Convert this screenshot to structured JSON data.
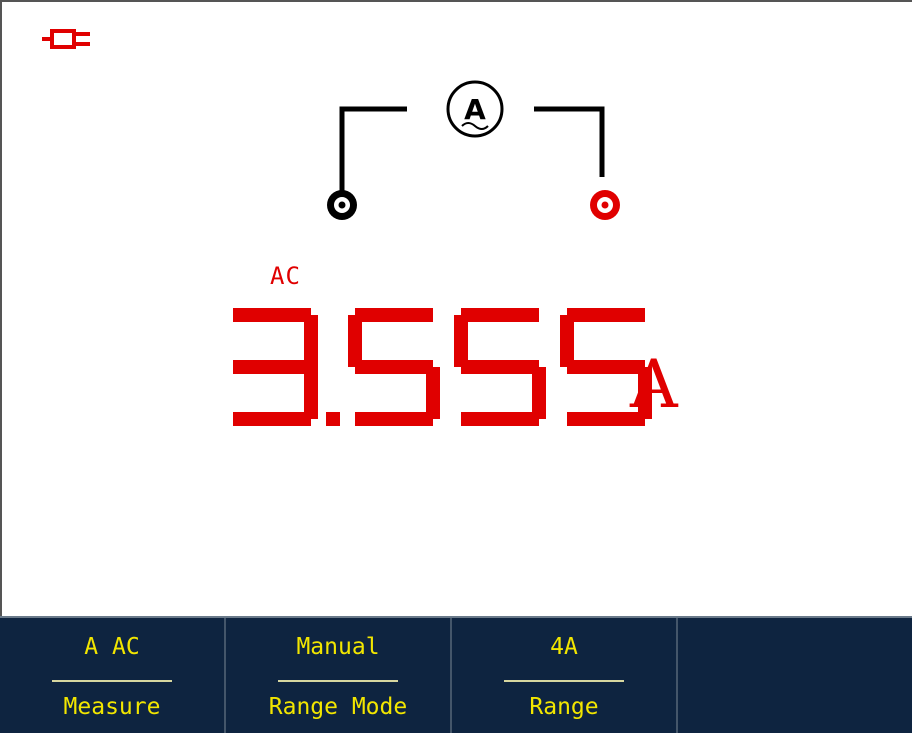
{
  "meter": {
    "coupling": "AC",
    "reading": "3.555",
    "unit": "A"
  },
  "probe": {
    "symbol": "A",
    "icons": [
      "power-plug-icon",
      "ammeter-clamp-icon",
      "com-terminal-icon",
      "input-terminal-icon"
    ]
  },
  "colors": {
    "reading": "#e00000",
    "softkey_bg": "#0e2440",
    "softkey_text": "#f2e600"
  },
  "softkeys": [
    {
      "top": "A AC",
      "bottom": "Measure"
    },
    {
      "top": "Manual",
      "bottom": "Range Mode"
    },
    {
      "top": "4A",
      "bottom": "Range"
    }
  ]
}
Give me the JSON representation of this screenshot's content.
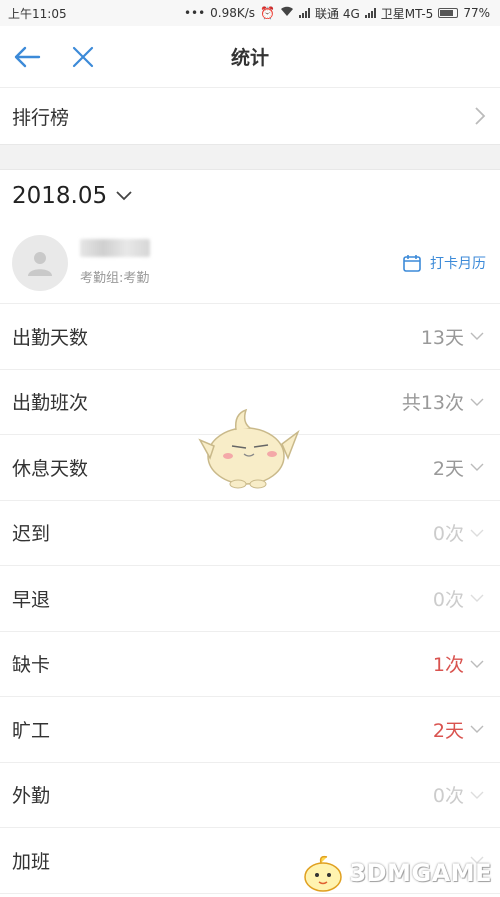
{
  "status_bar": {
    "time": "上午11:05",
    "speed": "0.98K/s",
    "carrier1": "联通 4G",
    "carrier2": "卫星MT-5",
    "battery": "77%"
  },
  "navbar": {
    "title": "统计"
  },
  "ranking": {
    "label": "排行榜"
  },
  "month": {
    "label": "2018.05"
  },
  "user": {
    "group": "考勤组:考勤",
    "calendar_label": "打卡月历"
  },
  "stats": [
    {
      "label": "出勤天数",
      "value": "13天",
      "style": "normal"
    },
    {
      "label": "出勤班次",
      "value": "共13次",
      "style": "normal"
    },
    {
      "label": "休息天数",
      "value": "2天",
      "style": "normal"
    },
    {
      "label": "迟到",
      "value": "0次",
      "style": "muted"
    },
    {
      "label": "早退",
      "value": "0次",
      "style": "muted"
    },
    {
      "label": "缺卡",
      "value": "1次",
      "style": "red"
    },
    {
      "label": "旷工",
      "value": "2天",
      "style": "red"
    },
    {
      "label": "外勤",
      "value": "0次",
      "style": "muted"
    },
    {
      "label": "加班",
      "value": "",
      "style": "muted"
    }
  ],
  "watermark": {
    "text": "3DMGAME"
  },
  "colors": {
    "accent": "#3c8ad8",
    "alert": "#d9534f",
    "muted": "#cccccc"
  }
}
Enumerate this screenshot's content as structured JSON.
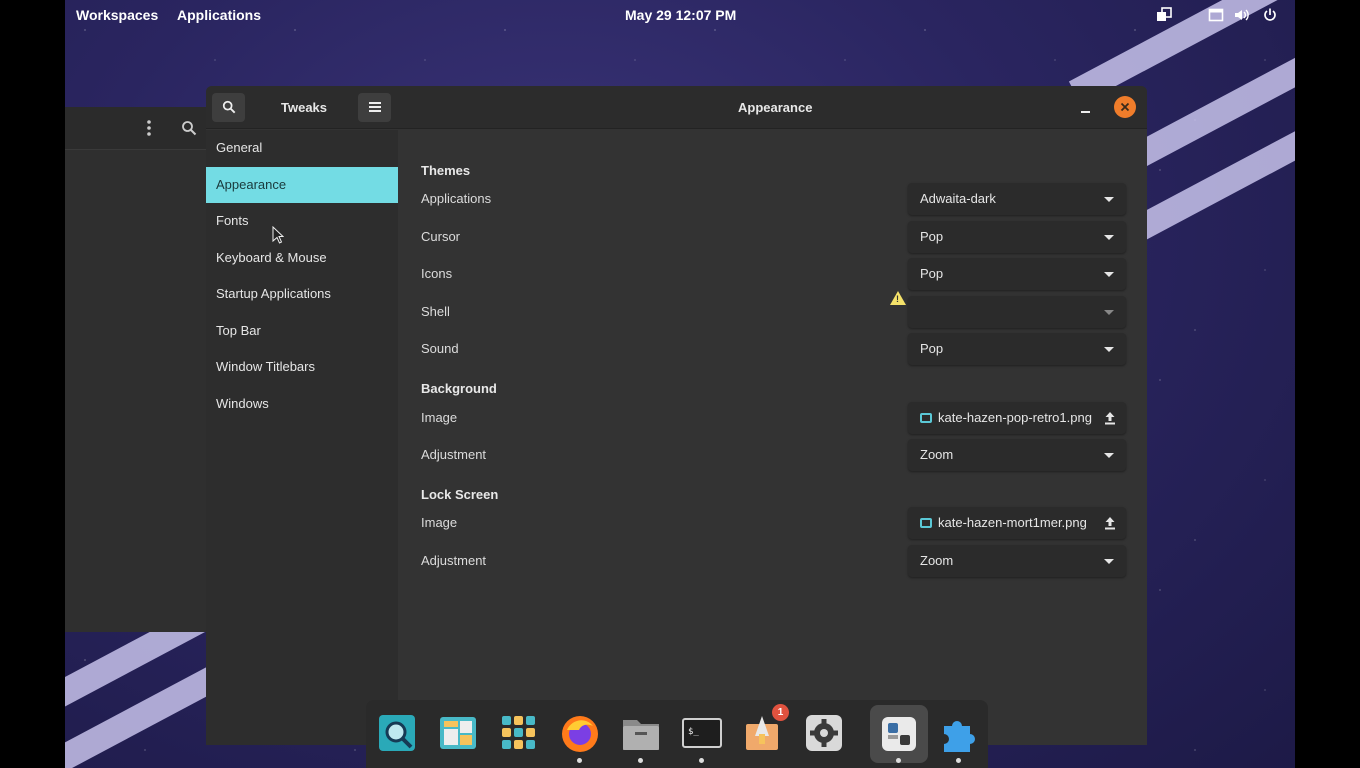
{
  "topbar": {
    "workspaces": "Workspaces",
    "applications": "Applications",
    "clock": "May 29  12:07 PM"
  },
  "window": {
    "app_title": "Tweaks",
    "page_title": "Appearance"
  },
  "sidebar": {
    "items": [
      {
        "label": "General"
      },
      {
        "label": "Appearance"
      },
      {
        "label": "Fonts"
      },
      {
        "label": "Keyboard & Mouse"
      },
      {
        "label": "Startup Applications"
      },
      {
        "label": "Top Bar"
      },
      {
        "label": "Window Titlebars"
      },
      {
        "label": "Windows"
      }
    ],
    "active": "Appearance"
  },
  "themes": {
    "section": "Themes",
    "applications": {
      "label": "Applications",
      "value": "Adwaita-dark"
    },
    "cursor": {
      "label": "Cursor",
      "value": "Pop"
    },
    "icons": {
      "label": "Icons",
      "value": "Pop"
    },
    "shell": {
      "label": "Shell",
      "value": ""
    },
    "sound": {
      "label": "Sound",
      "value": "Pop"
    }
  },
  "background": {
    "section": "Background",
    "image": {
      "label": "Image",
      "value": "kate-hazen-pop-retro1.png"
    },
    "adjustment": {
      "label": "Adjustment",
      "value": "Zoom"
    }
  },
  "lockscreen": {
    "section": "Lock Screen",
    "image": {
      "label": "Image",
      "value": "kate-hazen-mort1mer.png"
    },
    "adjustment": {
      "label": "Adjustment",
      "value": "Zoom"
    }
  },
  "dock": {
    "notification_count": "1"
  },
  "colors": {
    "accent": "#73dce4",
    "close_button": "#f07d2b",
    "warning": "#f5e26a"
  }
}
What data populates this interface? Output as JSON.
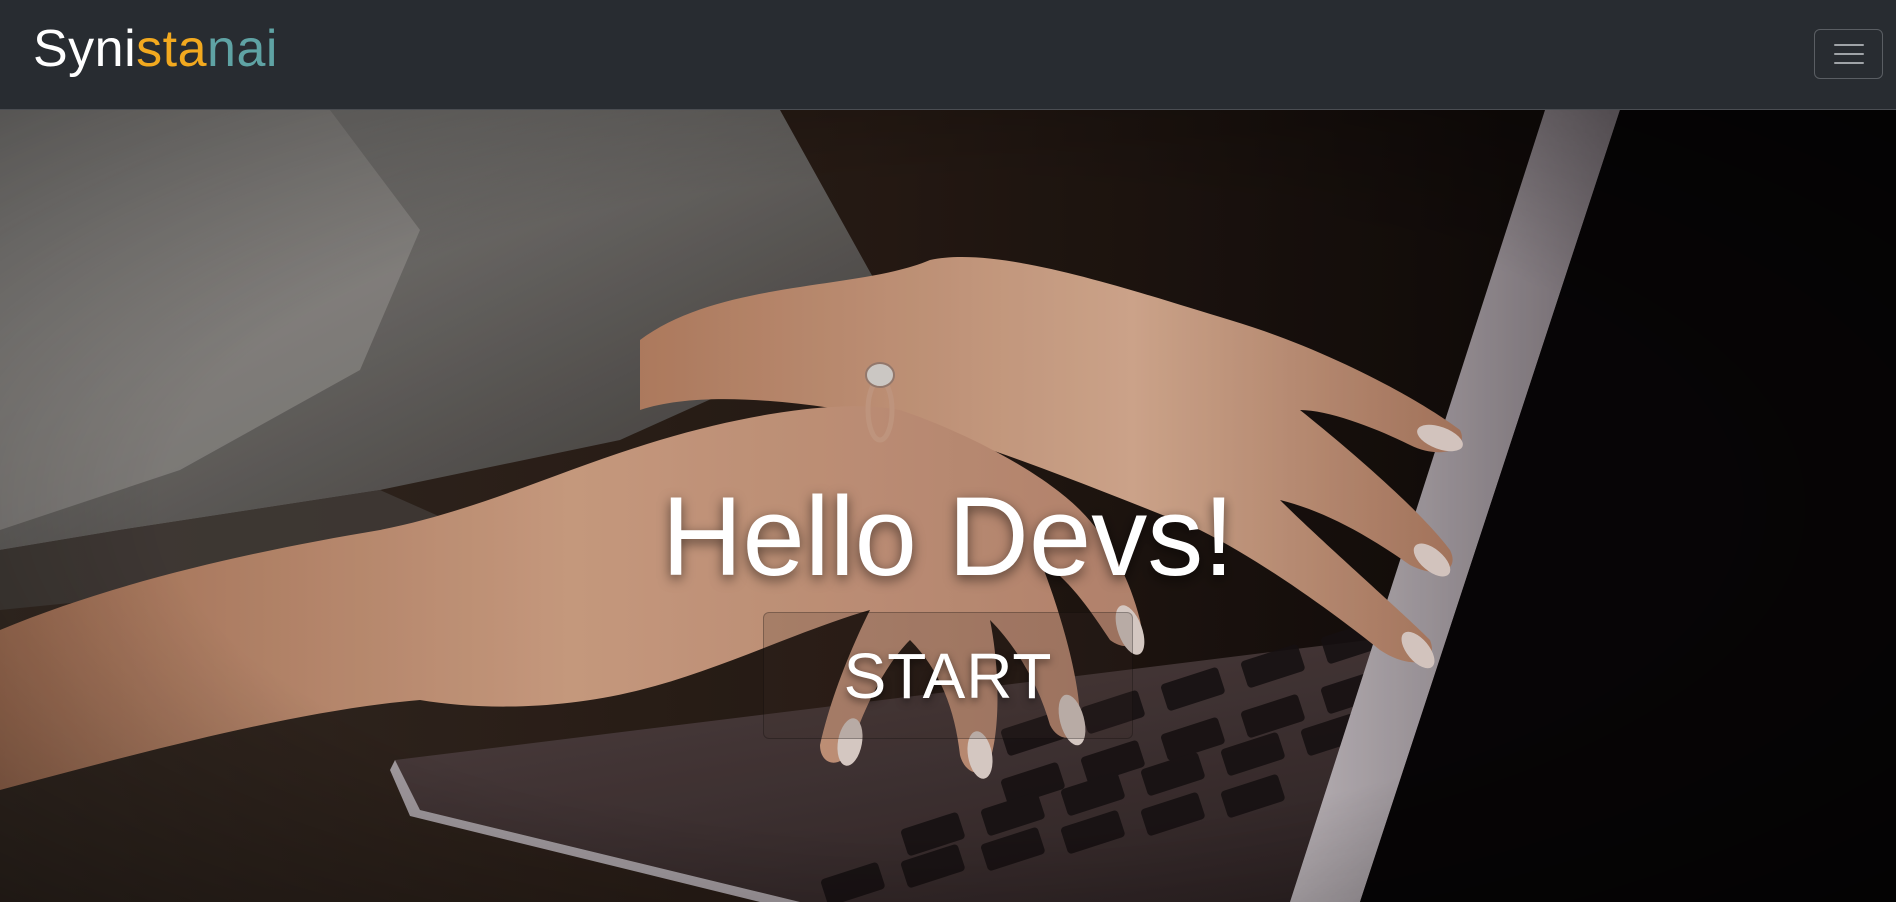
{
  "navbar": {
    "brand": {
      "parts": [
        {
          "text": "Syni",
          "color": "#ffffff"
        },
        {
          "text": "sta",
          "color": "#f2a91f"
        },
        {
          "text": "nai",
          "color": "#5fa3a4"
        }
      ]
    },
    "menu_icon": "hamburger-menu-icon",
    "background": "#282c31"
  },
  "hero": {
    "image": "hands-typing-on-laptop-photo",
    "title": "Hello Devs!",
    "button_label": "START"
  }
}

» Task objective
Produce an exact copy of each line of data, skipping embedded images.

» Output below
Convert this screenshot to structured JSON data.
{
  "meter": {
    "coupling": "AC",
    "reading": "3.555",
    "unit": "A"
  },
  "probe": {
    "symbol": "A",
    "icons": [
      "power-plug-icon",
      "ammeter-clamp-icon",
      "com-terminal-icon",
      "input-terminal-icon"
    ]
  },
  "colors": {
    "reading": "#e00000",
    "softkey_bg": "#0e2440",
    "softkey_text": "#f2e600"
  },
  "softkeys": [
    {
      "top": "A AC",
      "bottom": "Measure"
    },
    {
      "top": "Manual",
      "bottom": "Range Mode"
    },
    {
      "top": "4A",
      "bottom": "Range"
    }
  ]
}
Give me the JSON representation of this screenshot's content.
{
  "status_bar": {
    "time": "上午11:05",
    "speed": "0.98K/s",
    "carrier1": "联通 4G",
    "carrier2": "卫星MT-5",
    "battery": "77%"
  },
  "navbar": {
    "title": "统计"
  },
  "ranking": {
    "label": "排行榜"
  },
  "month": {
    "label": "2018.05"
  },
  "user": {
    "group": "考勤组:考勤",
    "calendar_label": "打卡月历"
  },
  "stats": [
    {
      "label": "出勤天数",
      "value": "13天",
      "style": "normal"
    },
    {
      "label": "出勤班次",
      "value": "共13次",
      "style": "normal"
    },
    {
      "label": "休息天数",
      "value": "2天",
      "style": "normal"
    },
    {
      "label": "迟到",
      "value": "0次",
      "style": "muted"
    },
    {
      "label": "早退",
      "value": "0次",
      "style": "muted"
    },
    {
      "label": "缺卡",
      "value": "1次",
      "style": "red"
    },
    {
      "label": "旷工",
      "value": "2天",
      "style": "red"
    },
    {
      "label": "外勤",
      "value": "0次",
      "style": "muted"
    },
    {
      "label": "加班",
      "value": "",
      "style": "muted"
    }
  ],
  "watermark": {
    "text": "3DMGAME"
  },
  "colors": {
    "accent": "#3c8ad8",
    "alert": "#d9534f",
    "muted": "#cccccc"
  }
}
Enumerate this screenshot's content as structured JSON.
{
  "topbar": {
    "workspaces": "Workspaces",
    "applications": "Applications",
    "clock": "May 29  12:07 PM"
  },
  "window": {
    "app_title": "Tweaks",
    "page_title": "Appearance"
  },
  "sidebar": {
    "items": [
      {
        "label": "General"
      },
      {
        "label": "Appearance"
      },
      {
        "label": "Fonts"
      },
      {
        "label": "Keyboard & Mouse"
      },
      {
        "label": "Startup Applications"
      },
      {
        "label": "Top Bar"
      },
      {
        "label": "Window Titlebars"
      },
      {
        "label": "Windows"
      }
    ],
    "active": "Appearance"
  },
  "themes": {
    "section": "Themes",
    "applications": {
      "label": "Applications",
      "value": "Adwaita-dark"
    },
    "cursor": {
      "label": "Cursor",
      "value": "Pop"
    },
    "icons": {
      "label": "Icons",
      "value": "Pop"
    },
    "shell": {
      "label": "Shell",
      "value": ""
    },
    "sound": {
      "label": "Sound",
      "value": "Pop"
    }
  },
  "background": {
    "section": "Background",
    "image": {
      "label": "Image",
      "value": "kate-hazen-pop-retro1.png"
    },
    "adjustment": {
      "label": "Adjustment",
      "value": "Zoom"
    }
  },
  "lockscreen": {
    "section": "Lock Screen",
    "image": {
      "label": "Image",
      "value": "kate-hazen-mort1mer.png"
    },
    "adjustment": {
      "label": "Adjustment",
      "value": "Zoom"
    }
  },
  "dock": {
    "notification_count": "1"
  },
  "colors": {
    "accent": "#73dce4",
    "close_button": "#f07d2b",
    "warning": "#f5e26a"
  }
}
What data populates this interface? Output as JSON.
{
  "navbar": {
    "brand": {
      "parts": [
        {
          "text": "Syni",
          "color": "#ffffff"
        },
        {
          "text": "sta",
          "color": "#f2a91f"
        },
        {
          "text": "nai",
          "color": "#5fa3a4"
        }
      ]
    },
    "menu_icon": "hamburger-menu-icon",
    "background": "#282c31"
  },
  "hero": {
    "image": "hands-typing-on-laptop-photo",
    "title": "Hello Devs!",
    "button_label": "START"
  }
}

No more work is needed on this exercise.